Saved entries:
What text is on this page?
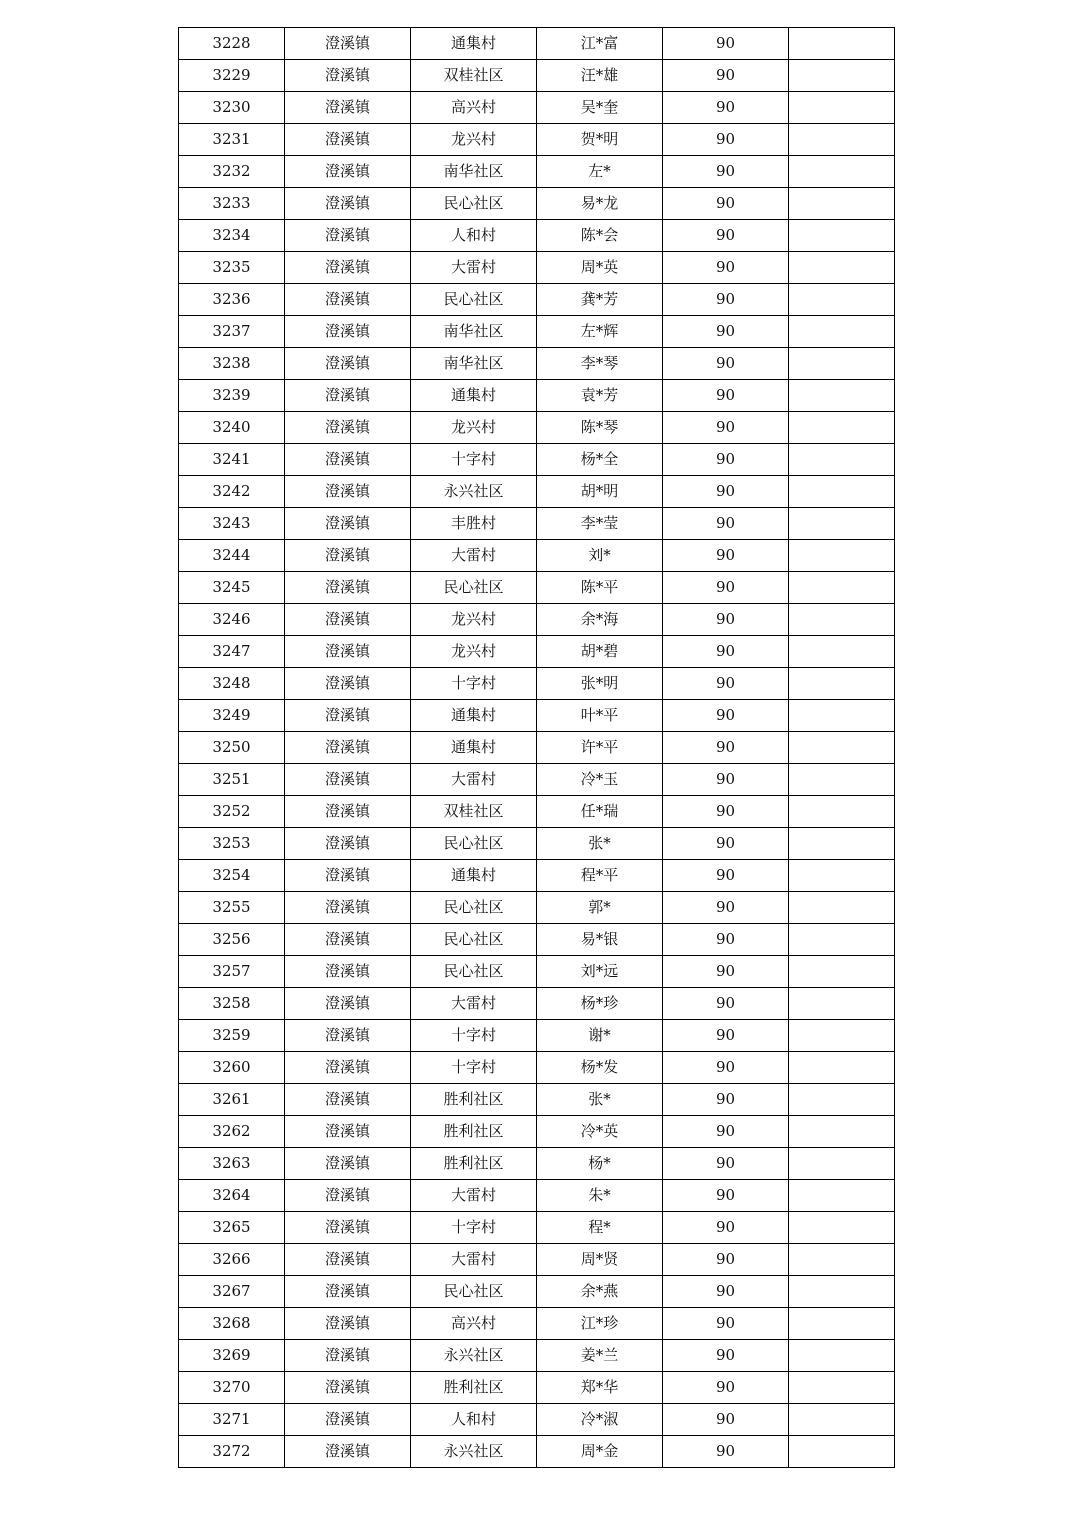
3228	澄溪镇	通集村	江*富	90	
3229	澄溪镇	双桂社区	汪*雄	90	
3230	澄溪镇	高兴村	吴*奎	90	
3231	澄溪镇	龙兴村	贺*明	90	
3232	澄溪镇	南华社区	左*	90	
3233	澄溪镇	民心社区	易*龙	90	
3234	澄溪镇	人和村	陈*会	90	
3235	澄溪镇	大雷村	周*英	90	
3236	澄溪镇	民心社区	龚*芳	90	
3237	澄溪镇	南华社区	左*辉	90	
3238	澄溪镇	南华社区	李*琴	90	
3239	澄溪镇	通集村	袁*芳	90	
3240	澄溪镇	龙兴村	陈*琴	90	
3241	澄溪镇	十字村	杨*全	90	
3242	澄溪镇	永兴社区	胡*明	90	
3243	澄溪镇	丰胜村	李*莹	90	
3244	澄溪镇	大雷村	刘*	90	
3245	澄溪镇	民心社区	陈*平	90	
3246	澄溪镇	龙兴村	余*海	90	
3247	澄溪镇	龙兴村	胡*碧	90	
3248	澄溪镇	十字村	张*明	90	
3249	澄溪镇	通集村	叶*平	90	
3250	澄溪镇	通集村	许*平	90	
3251	澄溪镇	大雷村	冷*玉	90	
3252	澄溪镇	双桂社区	任*瑞	90	
3253	澄溪镇	民心社区	张*	90	
3254	澄溪镇	通集村	程*平	90	
3255	澄溪镇	民心社区	郭*	90	
3256	澄溪镇	民心社区	易*银	90	
3257	澄溪镇	民心社区	刘*远	90	
3258	澄溪镇	大雷村	杨*珍	90	
3259	澄溪镇	十字村	谢*	90	
3260	澄溪镇	十字村	杨*发	90	
3261	澄溪镇	胜利社区	张*	90	
3262	澄溪镇	胜利社区	冷*英	90	
3263	澄溪镇	胜利社区	杨*	90	
3264	澄溪镇	大雷村	朱*	90	
3265	澄溪镇	十字村	程*	90	
3266	澄溪镇	大雷村	周*贤	90	
3267	澄溪镇	民心社区	余*燕	90	
3268	澄溪镇	高兴村	江*珍	90	
3269	澄溪镇	永兴社区	姜*兰	90	
3270	澄溪镇	胜利社区	郑*华	90	
3271	澄溪镇	人和村	冷*淑	90	
3272	澄溪镇	永兴社区	周*金	90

__What to produce__
Reproduce every line precisely as given, omitting all pictures.

__Exercise response__
What text is on this page?
3228	澄溪镇	通集村	江*富	90	
3229	澄溪镇	双桂社区	汪*雄	90	
3230	澄溪镇	高兴村	吴*奎	90	
3231	澄溪镇	龙兴村	贺*明	90	
3232	澄溪镇	南华社区	左*	90	
3233	澄溪镇	民心社区	易*龙	90	
3234	澄溪镇	人和村	陈*会	90	
3235	澄溪镇	大雷村	周*英	90	
3236	澄溪镇	民心社区	龚*芳	90	
3237	澄溪镇	南华社区	左*辉	90	
3238	澄溪镇	南华社区	李*琴	90	
3239	澄溪镇	通集村	袁*芳	90	
3240	澄溪镇	龙兴村	陈*琴	90	
3241	澄溪镇	十字村	杨*全	90	
3242	澄溪镇	永兴社区	胡*明	90	
3243	澄溪镇	丰胜村	李*莹	90	
3244	澄溪镇	大雷村	刘*	90	
3245	澄溪镇	民心社区	陈*平	90	
3246	澄溪镇	龙兴村	余*海	90	
3247	澄溪镇	龙兴村	胡*碧	90	
3248	澄溪镇	十字村	张*明	90	
3249	澄溪镇	通集村	叶*平	90	
3250	澄溪镇	通集村	许*平	90	
3251	澄溪镇	大雷村	冷*玉	90	
3252	澄溪镇	双桂社区	任*瑞	90	
3253	澄溪镇	民心社区	张*	90	
3254	澄溪镇	通集村	程*平	90	
3255	澄溪镇	民心社区	郭*	90	
3256	澄溪镇	民心社区	易*银	90	
3257	澄溪镇	民心社区	刘*远	90	
3258	澄溪镇	大雷村	杨*珍	90	
3259	澄溪镇	十字村	谢*	90	
3260	澄溪镇	十字村	杨*发	90	
3261	澄溪镇	胜利社区	张*	90	
3262	澄溪镇	胜利社区	冷*英	90	
3263	澄溪镇	胜利社区	杨*	90	
3264	澄溪镇	大雷村	朱*	90	
3265	澄溪镇	十字村	程*	90	
3266	澄溪镇	大雷村	周*贤	90	
3267	澄溪镇	民心社区	余*燕	90	
3268	澄溪镇	高兴村	江*珍	90	
3269	澄溪镇	永兴社区	姜*兰	90	
3270	澄溪镇	胜利社区	郑*华	90	
3271	澄溪镇	人和村	冷*淑	90	
3272	澄溪镇	永兴社区	周*金	90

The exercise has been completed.